TASK PROMPT »
Examine each line of the data. Copy those that contain the string "compression".

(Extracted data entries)
• • • •

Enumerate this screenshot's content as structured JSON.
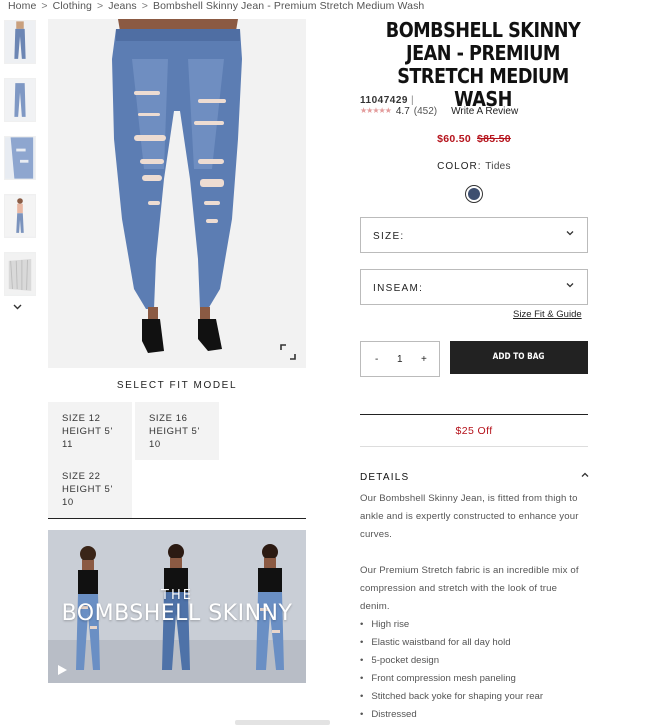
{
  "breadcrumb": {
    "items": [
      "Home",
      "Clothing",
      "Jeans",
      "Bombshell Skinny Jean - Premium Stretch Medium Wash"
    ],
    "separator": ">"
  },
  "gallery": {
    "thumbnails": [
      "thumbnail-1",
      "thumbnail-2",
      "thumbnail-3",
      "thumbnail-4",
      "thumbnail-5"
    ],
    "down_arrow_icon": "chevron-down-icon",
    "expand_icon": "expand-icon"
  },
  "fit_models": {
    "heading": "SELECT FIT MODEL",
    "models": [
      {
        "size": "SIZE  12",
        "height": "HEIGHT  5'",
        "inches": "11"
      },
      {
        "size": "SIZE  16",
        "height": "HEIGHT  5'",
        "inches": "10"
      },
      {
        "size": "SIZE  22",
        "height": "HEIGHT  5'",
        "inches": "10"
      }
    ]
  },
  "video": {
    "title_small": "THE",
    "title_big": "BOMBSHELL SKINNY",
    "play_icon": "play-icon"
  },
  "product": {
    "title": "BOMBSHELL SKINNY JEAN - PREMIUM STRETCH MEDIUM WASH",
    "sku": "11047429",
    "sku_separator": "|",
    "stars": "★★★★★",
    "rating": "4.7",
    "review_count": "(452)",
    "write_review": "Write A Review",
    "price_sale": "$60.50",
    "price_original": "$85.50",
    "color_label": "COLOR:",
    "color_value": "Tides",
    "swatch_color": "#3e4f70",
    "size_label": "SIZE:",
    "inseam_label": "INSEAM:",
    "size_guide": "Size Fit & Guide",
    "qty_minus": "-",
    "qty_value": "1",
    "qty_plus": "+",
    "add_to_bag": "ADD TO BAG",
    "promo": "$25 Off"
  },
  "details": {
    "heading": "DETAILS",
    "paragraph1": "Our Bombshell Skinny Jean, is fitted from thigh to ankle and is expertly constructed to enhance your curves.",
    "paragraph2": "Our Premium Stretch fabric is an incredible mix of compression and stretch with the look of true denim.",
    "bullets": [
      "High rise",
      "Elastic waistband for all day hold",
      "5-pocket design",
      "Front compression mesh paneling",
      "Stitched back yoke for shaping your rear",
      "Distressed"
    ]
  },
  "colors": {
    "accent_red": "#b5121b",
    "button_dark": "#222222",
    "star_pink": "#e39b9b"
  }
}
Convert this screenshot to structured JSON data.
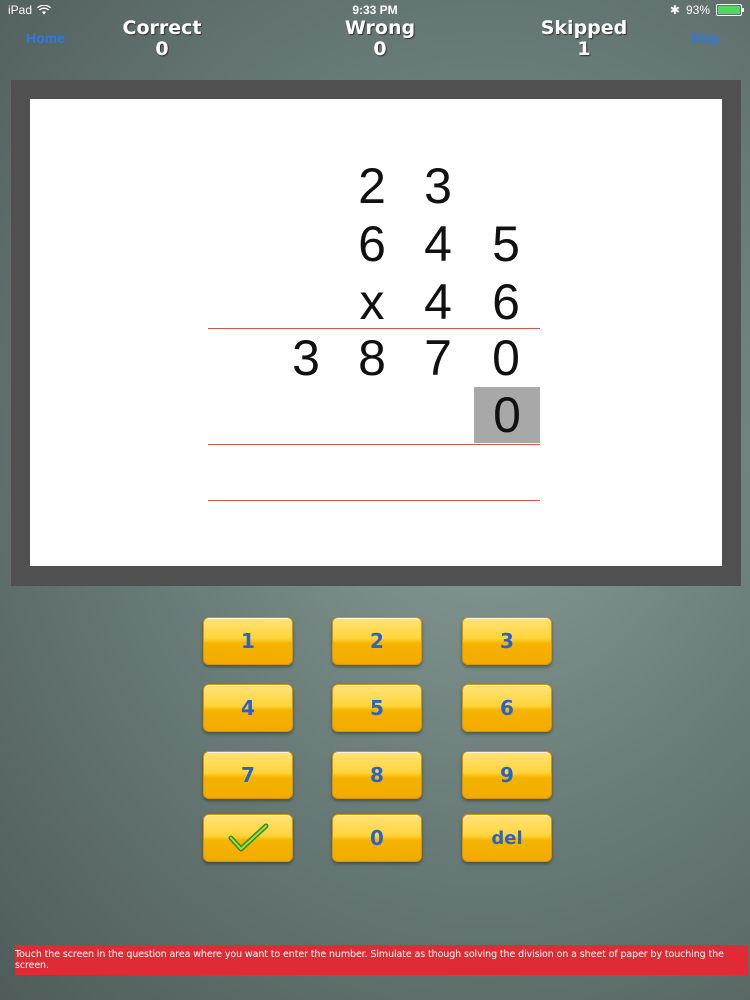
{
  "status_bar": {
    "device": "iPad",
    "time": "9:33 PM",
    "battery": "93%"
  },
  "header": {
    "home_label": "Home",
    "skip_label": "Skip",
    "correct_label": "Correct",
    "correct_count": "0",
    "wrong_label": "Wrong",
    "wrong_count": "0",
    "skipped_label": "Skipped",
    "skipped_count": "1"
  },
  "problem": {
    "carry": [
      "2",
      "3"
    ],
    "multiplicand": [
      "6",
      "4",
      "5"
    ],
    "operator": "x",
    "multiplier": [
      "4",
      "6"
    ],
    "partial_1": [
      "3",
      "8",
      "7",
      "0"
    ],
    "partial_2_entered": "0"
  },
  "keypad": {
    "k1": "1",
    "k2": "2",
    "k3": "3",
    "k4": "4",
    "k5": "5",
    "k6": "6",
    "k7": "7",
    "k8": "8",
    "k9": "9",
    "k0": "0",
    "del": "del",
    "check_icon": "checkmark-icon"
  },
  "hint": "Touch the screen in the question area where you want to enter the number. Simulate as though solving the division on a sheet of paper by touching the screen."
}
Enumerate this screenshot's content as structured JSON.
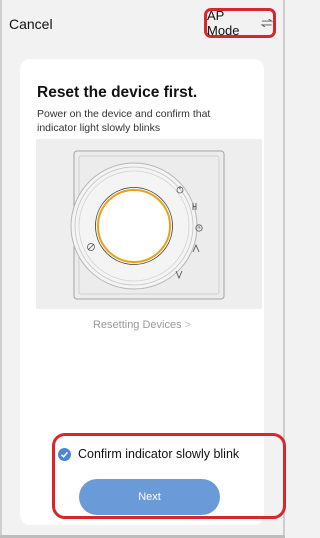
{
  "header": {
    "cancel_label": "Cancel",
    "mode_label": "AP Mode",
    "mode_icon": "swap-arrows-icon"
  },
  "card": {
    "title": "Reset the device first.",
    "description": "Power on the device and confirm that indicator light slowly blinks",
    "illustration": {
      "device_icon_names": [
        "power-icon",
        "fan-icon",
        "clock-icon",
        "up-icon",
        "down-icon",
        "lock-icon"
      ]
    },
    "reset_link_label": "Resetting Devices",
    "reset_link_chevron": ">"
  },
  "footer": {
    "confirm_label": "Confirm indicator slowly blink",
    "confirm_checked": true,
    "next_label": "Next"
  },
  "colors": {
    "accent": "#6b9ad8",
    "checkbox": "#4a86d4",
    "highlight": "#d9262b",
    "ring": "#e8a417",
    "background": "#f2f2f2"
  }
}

• • • •

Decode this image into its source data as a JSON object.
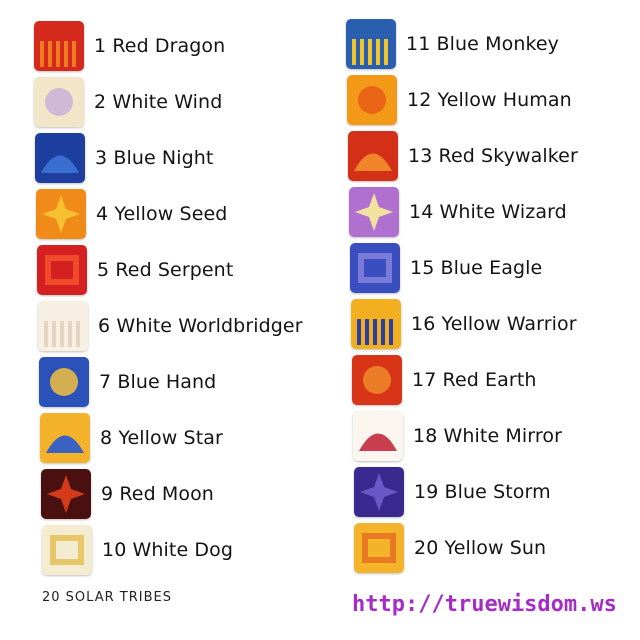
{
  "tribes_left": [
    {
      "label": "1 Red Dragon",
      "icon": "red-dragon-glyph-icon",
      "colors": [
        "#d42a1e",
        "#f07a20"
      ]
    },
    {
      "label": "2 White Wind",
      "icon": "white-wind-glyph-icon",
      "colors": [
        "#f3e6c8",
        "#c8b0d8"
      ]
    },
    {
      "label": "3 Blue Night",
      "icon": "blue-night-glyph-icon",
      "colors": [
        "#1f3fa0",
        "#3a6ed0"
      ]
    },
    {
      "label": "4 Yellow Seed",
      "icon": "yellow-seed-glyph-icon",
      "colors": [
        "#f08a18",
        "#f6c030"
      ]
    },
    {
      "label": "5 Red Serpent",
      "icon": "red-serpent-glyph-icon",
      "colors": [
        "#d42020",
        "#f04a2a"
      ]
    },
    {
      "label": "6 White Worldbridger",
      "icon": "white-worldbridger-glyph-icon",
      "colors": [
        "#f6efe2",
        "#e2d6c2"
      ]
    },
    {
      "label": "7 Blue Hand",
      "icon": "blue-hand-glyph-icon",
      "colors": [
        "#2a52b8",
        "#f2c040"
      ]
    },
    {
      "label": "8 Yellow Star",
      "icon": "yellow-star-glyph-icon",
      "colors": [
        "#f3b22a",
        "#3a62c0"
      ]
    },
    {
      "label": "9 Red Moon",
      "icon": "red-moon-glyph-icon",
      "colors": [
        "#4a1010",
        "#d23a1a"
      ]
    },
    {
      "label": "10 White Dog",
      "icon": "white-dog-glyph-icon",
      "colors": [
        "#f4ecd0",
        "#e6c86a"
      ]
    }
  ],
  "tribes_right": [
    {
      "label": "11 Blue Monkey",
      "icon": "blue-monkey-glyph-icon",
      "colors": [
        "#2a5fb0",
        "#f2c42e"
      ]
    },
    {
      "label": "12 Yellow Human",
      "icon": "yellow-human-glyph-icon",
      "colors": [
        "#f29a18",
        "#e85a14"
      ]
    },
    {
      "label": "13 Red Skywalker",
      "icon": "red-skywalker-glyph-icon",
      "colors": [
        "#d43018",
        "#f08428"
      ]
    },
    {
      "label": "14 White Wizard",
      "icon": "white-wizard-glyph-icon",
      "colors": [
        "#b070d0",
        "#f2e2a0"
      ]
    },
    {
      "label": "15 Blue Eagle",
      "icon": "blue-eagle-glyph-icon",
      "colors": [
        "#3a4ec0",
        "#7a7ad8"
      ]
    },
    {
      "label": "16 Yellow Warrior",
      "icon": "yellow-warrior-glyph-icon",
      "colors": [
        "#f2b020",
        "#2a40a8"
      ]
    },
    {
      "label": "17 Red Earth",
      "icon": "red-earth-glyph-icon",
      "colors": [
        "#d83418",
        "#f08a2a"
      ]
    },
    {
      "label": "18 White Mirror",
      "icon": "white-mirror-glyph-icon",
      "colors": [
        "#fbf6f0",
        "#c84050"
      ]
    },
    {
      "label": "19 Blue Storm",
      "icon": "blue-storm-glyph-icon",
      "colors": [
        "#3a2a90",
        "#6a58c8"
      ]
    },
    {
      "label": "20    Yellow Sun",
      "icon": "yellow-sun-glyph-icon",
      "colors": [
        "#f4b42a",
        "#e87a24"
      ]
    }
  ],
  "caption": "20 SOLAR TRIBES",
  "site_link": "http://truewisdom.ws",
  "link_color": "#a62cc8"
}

• • • •

COMPLETED TASK »
    "paragraph2": "Our Premium Stretch fabric is an incredible mix of compression and stretch with the look of true denim.",
      "Front compression mesh paneling",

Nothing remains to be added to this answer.